RECORDS PROVIDED:
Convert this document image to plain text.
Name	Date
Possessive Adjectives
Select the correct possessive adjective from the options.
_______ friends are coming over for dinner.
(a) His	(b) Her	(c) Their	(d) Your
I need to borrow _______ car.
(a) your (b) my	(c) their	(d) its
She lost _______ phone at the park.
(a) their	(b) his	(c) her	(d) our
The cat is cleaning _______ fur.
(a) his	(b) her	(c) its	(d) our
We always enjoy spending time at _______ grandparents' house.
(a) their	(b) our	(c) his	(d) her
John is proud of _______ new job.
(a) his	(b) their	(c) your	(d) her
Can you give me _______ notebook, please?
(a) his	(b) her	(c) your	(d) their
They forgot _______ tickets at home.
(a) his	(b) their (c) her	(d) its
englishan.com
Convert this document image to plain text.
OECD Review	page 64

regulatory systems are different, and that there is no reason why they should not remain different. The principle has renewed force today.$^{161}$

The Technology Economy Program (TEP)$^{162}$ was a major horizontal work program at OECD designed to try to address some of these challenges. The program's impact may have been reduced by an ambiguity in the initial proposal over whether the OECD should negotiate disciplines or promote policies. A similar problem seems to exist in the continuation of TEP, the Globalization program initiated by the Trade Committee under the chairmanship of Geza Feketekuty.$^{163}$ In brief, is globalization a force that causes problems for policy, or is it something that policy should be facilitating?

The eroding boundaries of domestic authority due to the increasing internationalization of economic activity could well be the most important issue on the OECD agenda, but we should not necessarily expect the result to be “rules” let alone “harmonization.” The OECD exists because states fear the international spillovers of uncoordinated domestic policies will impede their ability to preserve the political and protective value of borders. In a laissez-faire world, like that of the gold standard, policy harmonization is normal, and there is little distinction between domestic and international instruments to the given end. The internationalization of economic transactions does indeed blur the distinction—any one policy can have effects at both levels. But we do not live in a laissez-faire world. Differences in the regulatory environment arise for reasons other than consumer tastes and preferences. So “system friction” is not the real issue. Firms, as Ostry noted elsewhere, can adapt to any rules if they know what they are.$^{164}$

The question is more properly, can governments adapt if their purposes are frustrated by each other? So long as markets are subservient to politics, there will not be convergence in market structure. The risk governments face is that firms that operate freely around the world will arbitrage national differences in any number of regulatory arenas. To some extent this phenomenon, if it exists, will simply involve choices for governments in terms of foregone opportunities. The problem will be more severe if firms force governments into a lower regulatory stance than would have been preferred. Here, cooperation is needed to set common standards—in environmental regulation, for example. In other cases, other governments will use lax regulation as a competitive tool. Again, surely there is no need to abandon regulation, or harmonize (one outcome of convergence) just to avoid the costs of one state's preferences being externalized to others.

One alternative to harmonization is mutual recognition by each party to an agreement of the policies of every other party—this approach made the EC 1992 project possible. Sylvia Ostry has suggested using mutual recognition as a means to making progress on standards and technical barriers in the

EXERCISE: Return every line holding the word "exists" from the records.

CORRECT RESPONSE:
The eroding boundaries of domestic authority due to the increasing internationalization of economic activity could well be the most important issue on the OECD agenda, but we should not necessarily expect the result to be “rules” let alone “harmonization.” The OECD exists because states fear the international spillovers of uncoordinated domestic policies will impede their ability to preserve the political and protective value of borders. In a laissez-faire world, like that of the gold standard, policy harmonization is normal, and there is little distinction between domestic and international instruments to the given end. The internationalization of economic transactions does indeed blur the distinction—any one policy can have effects at both levels. But we do not live in a laissez-faire world. Differences in the regulatory environment arise for reasons other than consumer tastes and preferences. So “system friction” is not the real issue. Firms, as Ostry noted elsewhere, can adapt to any rules if they know what they are.$^{164}$
The question is more properly, can governments adapt if their purposes are frustrated by each other? So long as markets are subservient to politics, there will not be convergence in market structure. The risk governments face is that firms that operate freely around the world will arbitrage national differences in any number of regulatory arenas. To some extent this phenomenon, if it exists, will simply involve choices for governments in terms of foregone opportunities. The problem will be more severe if firms force governments into a lower regulatory stance than would have been preferred. Here, cooperation is needed to set common standards—in environmental regulation, for example. In other cases, other governments will use lax regulation as a competitive tool. Again, surely there is no need to abandon regulation, or harmonize (one outcome of convergence) just to avoid the costs of one state's preferences being externalized to others.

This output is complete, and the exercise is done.